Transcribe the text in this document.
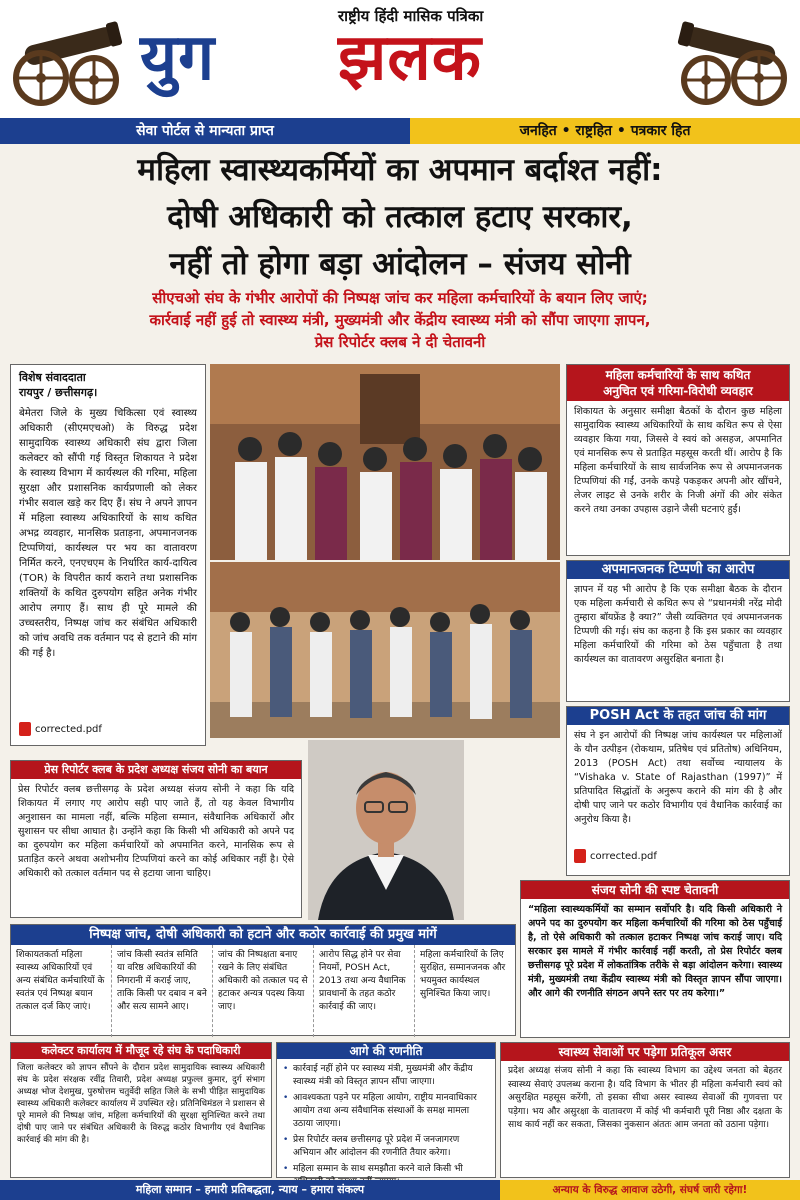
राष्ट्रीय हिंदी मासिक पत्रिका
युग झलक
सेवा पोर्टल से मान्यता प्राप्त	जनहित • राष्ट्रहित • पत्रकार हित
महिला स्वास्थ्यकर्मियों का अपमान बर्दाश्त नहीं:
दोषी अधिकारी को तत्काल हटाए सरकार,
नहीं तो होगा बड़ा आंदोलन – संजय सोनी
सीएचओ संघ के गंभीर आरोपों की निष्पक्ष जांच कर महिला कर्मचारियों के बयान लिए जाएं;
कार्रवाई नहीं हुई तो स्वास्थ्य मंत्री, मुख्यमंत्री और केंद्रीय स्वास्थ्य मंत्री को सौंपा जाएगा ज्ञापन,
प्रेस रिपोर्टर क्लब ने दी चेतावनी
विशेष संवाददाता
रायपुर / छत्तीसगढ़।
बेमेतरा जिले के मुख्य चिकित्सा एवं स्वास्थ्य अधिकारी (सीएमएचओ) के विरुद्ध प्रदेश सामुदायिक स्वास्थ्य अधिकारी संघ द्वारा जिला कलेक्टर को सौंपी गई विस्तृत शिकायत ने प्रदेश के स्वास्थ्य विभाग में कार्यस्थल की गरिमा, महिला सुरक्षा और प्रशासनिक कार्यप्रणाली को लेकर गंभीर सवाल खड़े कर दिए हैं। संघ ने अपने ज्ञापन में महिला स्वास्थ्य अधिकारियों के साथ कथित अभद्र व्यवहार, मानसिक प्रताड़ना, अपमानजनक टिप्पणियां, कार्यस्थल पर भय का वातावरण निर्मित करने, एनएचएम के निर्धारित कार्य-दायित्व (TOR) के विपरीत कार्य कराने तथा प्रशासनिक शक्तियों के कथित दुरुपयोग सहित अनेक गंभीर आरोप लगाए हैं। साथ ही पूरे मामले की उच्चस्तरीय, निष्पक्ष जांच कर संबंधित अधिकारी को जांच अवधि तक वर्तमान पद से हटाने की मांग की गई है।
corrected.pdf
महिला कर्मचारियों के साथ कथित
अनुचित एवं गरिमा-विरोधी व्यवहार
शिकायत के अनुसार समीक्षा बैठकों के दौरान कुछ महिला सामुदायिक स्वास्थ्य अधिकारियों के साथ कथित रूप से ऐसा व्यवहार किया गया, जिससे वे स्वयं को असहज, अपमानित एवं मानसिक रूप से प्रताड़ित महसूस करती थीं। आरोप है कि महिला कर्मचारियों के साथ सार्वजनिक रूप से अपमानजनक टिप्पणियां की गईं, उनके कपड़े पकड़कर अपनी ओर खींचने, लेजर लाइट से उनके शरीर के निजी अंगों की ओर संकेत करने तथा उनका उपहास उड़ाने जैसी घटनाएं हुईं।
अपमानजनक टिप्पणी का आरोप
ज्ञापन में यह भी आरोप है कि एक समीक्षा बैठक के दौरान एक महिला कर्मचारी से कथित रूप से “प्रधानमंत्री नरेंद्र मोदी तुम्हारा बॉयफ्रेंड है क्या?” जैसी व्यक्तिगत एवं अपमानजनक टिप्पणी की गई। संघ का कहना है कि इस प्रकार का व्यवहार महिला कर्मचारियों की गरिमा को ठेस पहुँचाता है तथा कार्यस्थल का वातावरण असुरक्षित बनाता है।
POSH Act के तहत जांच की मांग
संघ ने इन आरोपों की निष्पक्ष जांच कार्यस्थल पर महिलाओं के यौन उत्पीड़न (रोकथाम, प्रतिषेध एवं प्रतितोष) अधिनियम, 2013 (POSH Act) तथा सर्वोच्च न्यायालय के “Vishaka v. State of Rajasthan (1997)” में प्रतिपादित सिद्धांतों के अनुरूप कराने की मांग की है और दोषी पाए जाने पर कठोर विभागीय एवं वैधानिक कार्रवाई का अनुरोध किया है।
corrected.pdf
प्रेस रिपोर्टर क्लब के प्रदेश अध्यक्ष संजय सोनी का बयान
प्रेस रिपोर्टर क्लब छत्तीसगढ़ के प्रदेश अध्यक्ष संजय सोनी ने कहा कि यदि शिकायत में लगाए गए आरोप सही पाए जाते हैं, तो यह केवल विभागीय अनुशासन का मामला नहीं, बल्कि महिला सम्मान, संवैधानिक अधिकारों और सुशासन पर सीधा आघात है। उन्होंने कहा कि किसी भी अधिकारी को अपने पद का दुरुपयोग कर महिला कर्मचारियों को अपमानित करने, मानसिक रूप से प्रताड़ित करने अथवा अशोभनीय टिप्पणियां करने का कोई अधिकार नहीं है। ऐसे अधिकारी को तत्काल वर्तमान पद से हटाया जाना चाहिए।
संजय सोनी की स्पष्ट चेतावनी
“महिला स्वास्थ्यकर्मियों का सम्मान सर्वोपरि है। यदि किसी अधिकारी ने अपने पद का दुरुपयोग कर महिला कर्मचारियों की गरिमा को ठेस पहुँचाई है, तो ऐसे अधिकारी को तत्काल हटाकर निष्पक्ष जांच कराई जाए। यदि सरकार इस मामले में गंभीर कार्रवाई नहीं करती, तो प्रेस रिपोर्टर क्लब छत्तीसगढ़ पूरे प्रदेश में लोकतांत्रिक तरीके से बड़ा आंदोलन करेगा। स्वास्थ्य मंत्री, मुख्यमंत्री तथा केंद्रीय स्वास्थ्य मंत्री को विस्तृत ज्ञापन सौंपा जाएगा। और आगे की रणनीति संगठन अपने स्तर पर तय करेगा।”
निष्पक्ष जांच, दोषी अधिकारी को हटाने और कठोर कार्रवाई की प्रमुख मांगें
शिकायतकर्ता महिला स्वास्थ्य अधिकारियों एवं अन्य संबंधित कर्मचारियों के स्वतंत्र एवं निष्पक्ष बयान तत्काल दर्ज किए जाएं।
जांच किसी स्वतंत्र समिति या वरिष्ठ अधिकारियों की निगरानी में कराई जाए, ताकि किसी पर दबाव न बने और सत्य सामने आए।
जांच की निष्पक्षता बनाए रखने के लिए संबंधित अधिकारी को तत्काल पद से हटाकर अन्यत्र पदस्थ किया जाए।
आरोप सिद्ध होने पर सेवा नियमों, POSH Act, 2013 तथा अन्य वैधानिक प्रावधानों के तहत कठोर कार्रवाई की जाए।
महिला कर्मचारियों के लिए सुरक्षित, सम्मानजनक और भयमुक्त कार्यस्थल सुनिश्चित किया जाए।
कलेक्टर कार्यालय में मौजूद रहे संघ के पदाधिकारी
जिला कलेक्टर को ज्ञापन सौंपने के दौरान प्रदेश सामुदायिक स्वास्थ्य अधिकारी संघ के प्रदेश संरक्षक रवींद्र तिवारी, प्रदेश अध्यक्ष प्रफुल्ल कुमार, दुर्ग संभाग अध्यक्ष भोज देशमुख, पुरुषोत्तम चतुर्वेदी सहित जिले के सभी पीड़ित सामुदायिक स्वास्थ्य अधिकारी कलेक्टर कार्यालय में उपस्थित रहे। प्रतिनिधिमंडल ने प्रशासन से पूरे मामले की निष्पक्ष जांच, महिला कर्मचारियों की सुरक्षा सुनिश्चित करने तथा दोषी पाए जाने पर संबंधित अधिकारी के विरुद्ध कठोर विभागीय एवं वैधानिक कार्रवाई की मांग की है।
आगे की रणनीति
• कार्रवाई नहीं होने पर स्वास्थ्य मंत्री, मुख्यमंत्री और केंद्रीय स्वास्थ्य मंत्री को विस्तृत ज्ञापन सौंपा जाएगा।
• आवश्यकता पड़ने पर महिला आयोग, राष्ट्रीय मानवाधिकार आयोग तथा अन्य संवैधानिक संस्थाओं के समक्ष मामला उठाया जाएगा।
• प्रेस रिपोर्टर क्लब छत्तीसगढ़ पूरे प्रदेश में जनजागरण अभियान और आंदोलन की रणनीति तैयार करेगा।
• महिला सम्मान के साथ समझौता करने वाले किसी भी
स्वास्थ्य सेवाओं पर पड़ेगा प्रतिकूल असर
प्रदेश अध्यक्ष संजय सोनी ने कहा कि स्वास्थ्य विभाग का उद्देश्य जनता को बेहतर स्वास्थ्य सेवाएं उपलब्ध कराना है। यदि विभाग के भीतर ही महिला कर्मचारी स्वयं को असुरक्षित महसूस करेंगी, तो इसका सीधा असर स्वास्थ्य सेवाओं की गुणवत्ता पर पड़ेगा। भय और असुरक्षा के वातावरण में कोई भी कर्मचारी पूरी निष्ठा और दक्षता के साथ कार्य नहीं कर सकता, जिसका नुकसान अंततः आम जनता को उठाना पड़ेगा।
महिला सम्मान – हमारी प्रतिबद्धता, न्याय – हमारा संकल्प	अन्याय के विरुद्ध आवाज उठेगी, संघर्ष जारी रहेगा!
● ● ● ● ● ● ●
### Instruction
Every line containing the string "नजनक" must be listed.

### Response to this exercise
बेमेतरा जिले के मुख्य चिकित्सा एवं स्वास्थ्य अधिकारी (सीएमएचओ) के विरुद्ध प्रदेश सामुदायिक स्वास्थ्य अधिकारी संघ द्वारा जिला कलेक्टर को सौंपी गई विस्तृत शिकायत ने प्रदेश के स्वास्थ्य विभाग में कार्यस्थल की गरिमा, महिला सुरक्षा और प्रशासनिक कार्यप्रणाली को लेकर गंभीर सवाल खड़े कर दिए हैं। संघ ने अपने ज्ञापन में महिला स्वास्थ्य अधिकारियों के साथ कथित अभद्र व्यवहार, मानसिक प्रताड़ना, अपमानजनक टिप्पणियां, कार्यस्थल पर भय का वातावरण निर्मित करने, एनएचएम के निर्धारित कार्य-दायित्व (TOR) के विपरीत कार्य कराने तथा प्रशासनिक शक्तियों के कथित दुरुपयोग सहित अनेक गंभीर आरोप लगाए हैं। साथ ही पूरे मामले की उच्चस्तरीय, निष्पक्ष जांच कर संबंधित अधिकारी को जांच अवधि तक वर्तमान पद से हटाने की मांग की गई है।
शिकायत के अनुसार समीक्षा बैठकों के दौरान कुछ महिला सामुदायिक स्वास्थ्य अधिकारियों के साथ कथित रूप से ऐसा व्यवहार किया गया, जिससे वे स्वयं को असहज, अपमानित एवं मानसिक रूप से प्रताड़ित महसूस करती थीं। आरोप है कि महिला कर्मचारियों के साथ सार्वजनिक रूप से अपमानजनक टिप्पणियां की गईं, उनके कपड़े पकड़कर अपनी ओर खींचने, लेजर लाइट से उनके शरीर के निजी अंगों की ओर संकेत करने तथा उनका उपहास उड़ाने जैसी घटनाएं हुईं।
अपमानजनक टिप्पणी का आरोप
ज्ञापन में यह भी आरोप है कि एक समीक्षा बैठक के दौरान एक महिला कर्मचारी से कथित रूप से “प्रधानमंत्री नरेंद्र मोदी तुम्हारा बॉयफ्रेंड है क्या?” जैसी व्यक्तिगत एवं अपमानजनक टिप्पणी की गई। संघ का कहना है कि इस प्रकार का व्यवहार महिला कर्मचारियों की गरिमा को ठेस पहुँचाता है तथा कार्यस्थल का वातावरण असुरक्षित बनाता है।
महिला कर्मचारियों के लिए सुरक्षित, सम्मानजनक और भयमुक्त कार्यस्थल सुनिश्चित किया जाए।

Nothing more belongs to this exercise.